Exercices à réaliser
1. Dans le texte sur le Front de gauche, par quoi Sarkozy devait-il être plombé selon le scénario initial ?
2. Rédigez la suite du texte sur le Front de gauche à partir de sa dernière phrase.

Extrait du texte
------------------------------------------------------------
Le Front de gauche et Jean-Luc Mélenchon bousculent le bipartisme, tandis que François Hollande esquive le débat sur la nature des réponses à la crise. Ainsi commence à s’esquisser le paysage d’après scrutin, avec déjà cette question : faudra-t-il participer à un gouvernement dominé par les options molles du PS ou faudra-t-il travailler à la refondation d’une gauche de transformation sociale, écologique et démocratique ?
(Dossier paru dans Cerises n°138 du 6/4/2012. Voir aussi en fin d'article)
Initialement, tout devait se jouer selon un ordre classique. Sarkozy, plombé par son bilan, devait ramer pour faire croire qu’il propose autre chose que l'intensification de sa politique de casse sociale. François Hollande allait s’attacher à récupérer, sans trop d’efforts, les voix anti-Sarko, et à retrouver les électorats socialistes souvent dispersés au cours des dernières années. Il n’aurait qu’à naviguer, cherchant un équilibre entre social-libéralisme et réformisme mou.
------------------------------------------------------------
(Listes d'éléments annotées)
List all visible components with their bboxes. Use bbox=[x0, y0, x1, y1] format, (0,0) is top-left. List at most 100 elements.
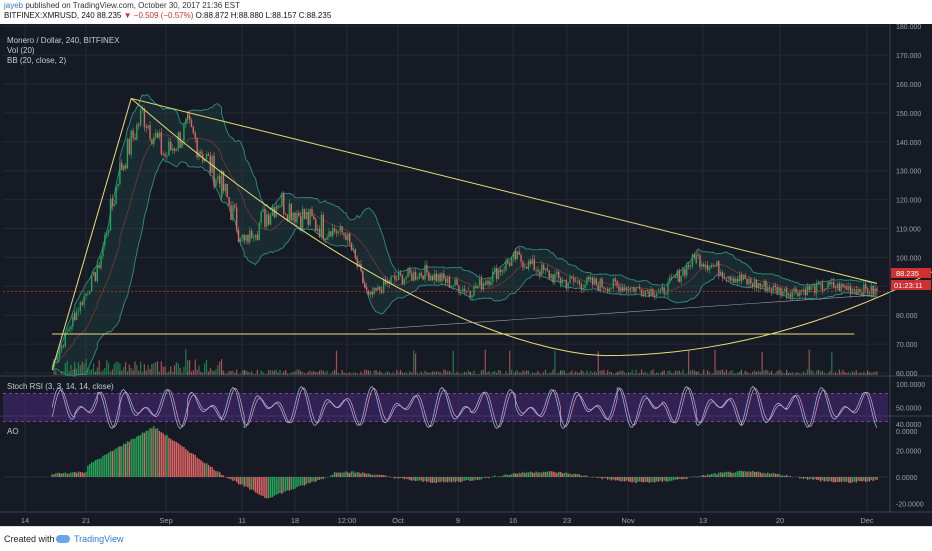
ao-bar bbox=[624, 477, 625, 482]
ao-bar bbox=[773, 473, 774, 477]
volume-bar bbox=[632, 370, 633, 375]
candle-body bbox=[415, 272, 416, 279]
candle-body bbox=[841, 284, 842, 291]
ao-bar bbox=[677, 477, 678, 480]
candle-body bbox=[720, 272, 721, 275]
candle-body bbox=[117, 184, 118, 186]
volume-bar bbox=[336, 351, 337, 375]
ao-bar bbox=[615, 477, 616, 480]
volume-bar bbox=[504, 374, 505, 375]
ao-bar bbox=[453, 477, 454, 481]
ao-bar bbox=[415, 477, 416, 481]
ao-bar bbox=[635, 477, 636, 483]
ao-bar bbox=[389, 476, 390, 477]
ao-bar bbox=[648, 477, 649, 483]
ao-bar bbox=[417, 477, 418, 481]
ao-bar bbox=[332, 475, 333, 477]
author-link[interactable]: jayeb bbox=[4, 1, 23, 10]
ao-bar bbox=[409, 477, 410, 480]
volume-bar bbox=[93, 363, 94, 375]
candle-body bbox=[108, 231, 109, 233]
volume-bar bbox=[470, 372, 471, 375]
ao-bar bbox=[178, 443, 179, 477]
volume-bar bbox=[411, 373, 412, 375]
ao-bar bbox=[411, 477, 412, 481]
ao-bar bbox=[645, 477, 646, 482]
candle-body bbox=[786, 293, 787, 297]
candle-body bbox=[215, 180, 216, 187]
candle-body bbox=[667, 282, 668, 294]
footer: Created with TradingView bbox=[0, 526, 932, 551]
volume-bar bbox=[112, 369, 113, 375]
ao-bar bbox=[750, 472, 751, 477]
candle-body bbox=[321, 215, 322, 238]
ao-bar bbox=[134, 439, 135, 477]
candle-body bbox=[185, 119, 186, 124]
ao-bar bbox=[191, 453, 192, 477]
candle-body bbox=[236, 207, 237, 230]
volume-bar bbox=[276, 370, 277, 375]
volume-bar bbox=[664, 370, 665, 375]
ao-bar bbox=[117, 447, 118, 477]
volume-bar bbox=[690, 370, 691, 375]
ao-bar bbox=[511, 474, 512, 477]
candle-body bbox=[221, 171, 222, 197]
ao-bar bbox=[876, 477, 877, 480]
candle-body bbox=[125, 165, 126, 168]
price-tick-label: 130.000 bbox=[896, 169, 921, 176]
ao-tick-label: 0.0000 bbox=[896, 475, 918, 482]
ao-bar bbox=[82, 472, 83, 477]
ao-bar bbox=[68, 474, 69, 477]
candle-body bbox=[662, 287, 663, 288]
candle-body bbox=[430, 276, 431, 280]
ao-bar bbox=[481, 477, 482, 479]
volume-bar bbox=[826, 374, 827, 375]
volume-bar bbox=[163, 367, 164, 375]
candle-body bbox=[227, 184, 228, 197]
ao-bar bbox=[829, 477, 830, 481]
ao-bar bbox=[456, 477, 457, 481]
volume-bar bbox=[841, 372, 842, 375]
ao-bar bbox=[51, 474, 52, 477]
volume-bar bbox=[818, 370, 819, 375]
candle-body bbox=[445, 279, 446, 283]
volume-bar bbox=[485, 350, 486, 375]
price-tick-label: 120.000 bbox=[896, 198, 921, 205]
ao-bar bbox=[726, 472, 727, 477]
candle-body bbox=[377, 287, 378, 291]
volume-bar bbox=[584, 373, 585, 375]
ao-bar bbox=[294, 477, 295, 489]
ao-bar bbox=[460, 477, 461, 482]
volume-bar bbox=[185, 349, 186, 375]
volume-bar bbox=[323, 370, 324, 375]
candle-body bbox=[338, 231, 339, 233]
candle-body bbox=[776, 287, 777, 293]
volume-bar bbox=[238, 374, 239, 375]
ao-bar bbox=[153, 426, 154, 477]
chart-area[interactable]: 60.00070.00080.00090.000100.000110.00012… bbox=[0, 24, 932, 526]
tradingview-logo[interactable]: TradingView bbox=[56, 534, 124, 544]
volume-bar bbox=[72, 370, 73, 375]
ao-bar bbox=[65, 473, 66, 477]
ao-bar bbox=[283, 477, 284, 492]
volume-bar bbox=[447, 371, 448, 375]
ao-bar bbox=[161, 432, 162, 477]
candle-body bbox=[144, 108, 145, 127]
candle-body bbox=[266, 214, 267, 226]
------------------------------------------------------------
Résultats par exercice
1. Par son bilan.

2.
Le mauvais scénario dans les choux
Marine Le Pen allait comme son père tirer les marrons du feu des échecs de Sarkzoy, de la crise de la représentation ("Tous pourris !"), oscillant entre sa volonté de devenir plus ou moins fréquentable (en reprenant certains thèmes sociaux) et un retour aux fondamentaux racistes (lorsque Sarkozy place sa campagne très à droite). François Bayrou allait, lui aussi, tenter d’occuper le large créneau critique de la bipolarisation PS – UMP, avec la carte "éthique" en plus - dans les limites étroites du système économique libéral - et la carte raciste en moins. Jean-Luc Mélenchon était appelé à ramasser les miettes de la gauche antilibérale, et avec Eva Joly à être une des forces d’appoint pour François Hollance au second tour. Deux réserves de voix possibles, cela n’excluait nullement, pour une partie des dirigeants socialistes, une alliance avec le MoDem. La puissance des mouvements sociaux des dernières années (et du mouvement contre la réforme des retraites), la persistance de multiples luttes de résistance, la circulation auprès d’un public très large des idées critiques et de propositions subversives… tout cela allait être mis entre parenthèses, une nouvelle fois, le temps des élections.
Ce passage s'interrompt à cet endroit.